### What you have to do
Exclude images, then output the remaining data verbatim.

### Data provided
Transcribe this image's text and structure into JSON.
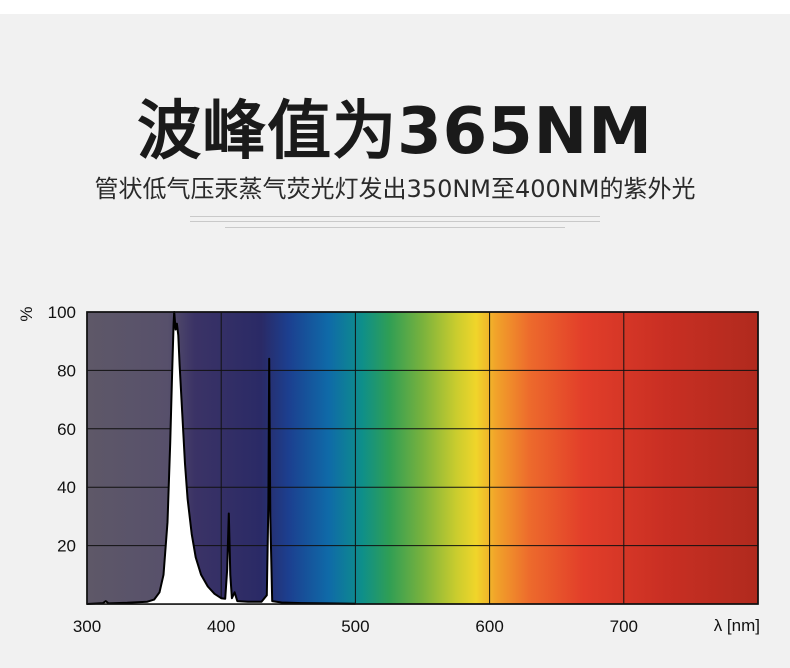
{
  "title": "波峰值为365NM",
  "subtitle": "管状低气压汞蒸气荧光灯发出350NM至400NM的紫外光",
  "chart_data": {
    "type": "line",
    "ylabel": "%",
    "xlabel": "λ [nm]",
    "xlim": [
      300,
      800
    ],
    "ylim": [
      0,
      100
    ],
    "x_ticks": [
      300,
      400,
      500,
      600,
      700
    ],
    "y_ticks": [
      20,
      40,
      60,
      80,
      100
    ],
    "grid": true,
    "background": "visible-spectrum gradient",
    "series": [
      {
        "points": [
          [
            300,
            0
          ],
          [
            312,
            0.3
          ],
          [
            314,
            1
          ],
          [
            316,
            0.2
          ],
          [
            330,
            0.4
          ],
          [
            345,
            0.8
          ],
          [
            350,
            1.5
          ],
          [
            354,
            4
          ],
          [
            357,
            10
          ],
          [
            360,
            28
          ],
          [
            362,
            55
          ],
          [
            363.5,
            80
          ],
          [
            364.5,
            96
          ],
          [
            365,
            100
          ],
          [
            365.5,
            97
          ],
          [
            366,
            94
          ],
          [
            367,
            96
          ],
          [
            368,
            92
          ],
          [
            369,
            82
          ],
          [
            371,
            65
          ],
          [
            373,
            48
          ],
          [
            375,
            36
          ],
          [
            378,
            24
          ],
          [
            381,
            16
          ],
          [
            385,
            10
          ],
          [
            390,
            6
          ],
          [
            395,
            3.5
          ],
          [
            400,
            2
          ],
          [
            403,
            1.8
          ],
          [
            404.5,
            12
          ],
          [
            405.7,
            31
          ],
          [
            406.8,
            10
          ],
          [
            408,
            2
          ],
          [
            410,
            4
          ],
          [
            412,
            1
          ],
          [
            420,
            0.8
          ],
          [
            430,
            0.8
          ],
          [
            434,
            3
          ],
          [
            435.2,
            35
          ],
          [
            435.8,
            84
          ],
          [
            436.6,
            30
          ],
          [
            438,
            1
          ],
          [
            445,
            0.5
          ],
          [
            460,
            0.3
          ],
          [
            480,
            0.2
          ],
          [
            500,
            0.1
          ]
        ]
      }
    ]
  }
}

### Answer for this exercise
Transcribe this image's text and structure into JSON.
{
  "title": "波峰值为365NM",
  "subtitle": "管状低气压汞蒸气荧光灯发出350NM至400NM的紫外光",
  "chart_data": {
    "type": "line",
    "ylabel": "%",
    "xlabel": "λ [nm]",
    "xlim": [
      300,
      800
    ],
    "ylim": [
      0,
      100
    ],
    "x_ticks": [
      300,
      400,
      500,
      600,
      700
    ],
    "y_ticks": [
      20,
      40,
      60,
      80,
      100
    ],
    "grid": true,
    "background": "visible-spectrum gradient",
    "series": [
      {
        "points": [
          [
            300,
            0
          ],
          [
            312,
            0.3
          ],
          [
            314,
            1
          ],
          [
            316,
            0.2
          ],
          [
            330,
            0.4
          ],
          [
            345,
            0.8
          ],
          [
            350,
            1.5
          ],
          [
            354,
            4
          ],
          [
            357,
            10
          ],
          [
            360,
            28
          ],
          [
            362,
            55
          ],
          [
            363.5,
            80
          ],
          [
            364.5,
            96
          ],
          [
            365,
            100
          ],
          [
            365.5,
            97
          ],
          [
            366,
            94
          ],
          [
            367,
            96
          ],
          [
            368,
            92
          ],
          [
            369,
            82
          ],
          [
            371,
            65
          ],
          [
            373,
            48
          ],
          [
            375,
            36
          ],
          [
            378,
            24
          ],
          [
            381,
            16
          ],
          [
            385,
            10
          ],
          [
            390,
            6
          ],
          [
            395,
            3.5
          ],
          [
            400,
            2
          ],
          [
            403,
            1.8
          ],
          [
            404.5,
            12
          ],
          [
            405.7,
            31
          ],
          [
            406.8,
            10
          ],
          [
            408,
            2
          ],
          [
            410,
            4
          ],
          [
            412,
            1
          ],
          [
            420,
            0.8
          ],
          [
            430,
            0.8
          ],
          [
            434,
            3
          ],
          [
            435.2,
            35
          ],
          [
            435.8,
            84
          ],
          [
            436.6,
            30
          ],
          [
            438,
            1
          ],
          [
            445,
            0.5
          ],
          [
            460,
            0.3
          ],
          [
            480,
            0.2
          ],
          [
            500,
            0.1
          ]
        ]
      }
    ]
  }
}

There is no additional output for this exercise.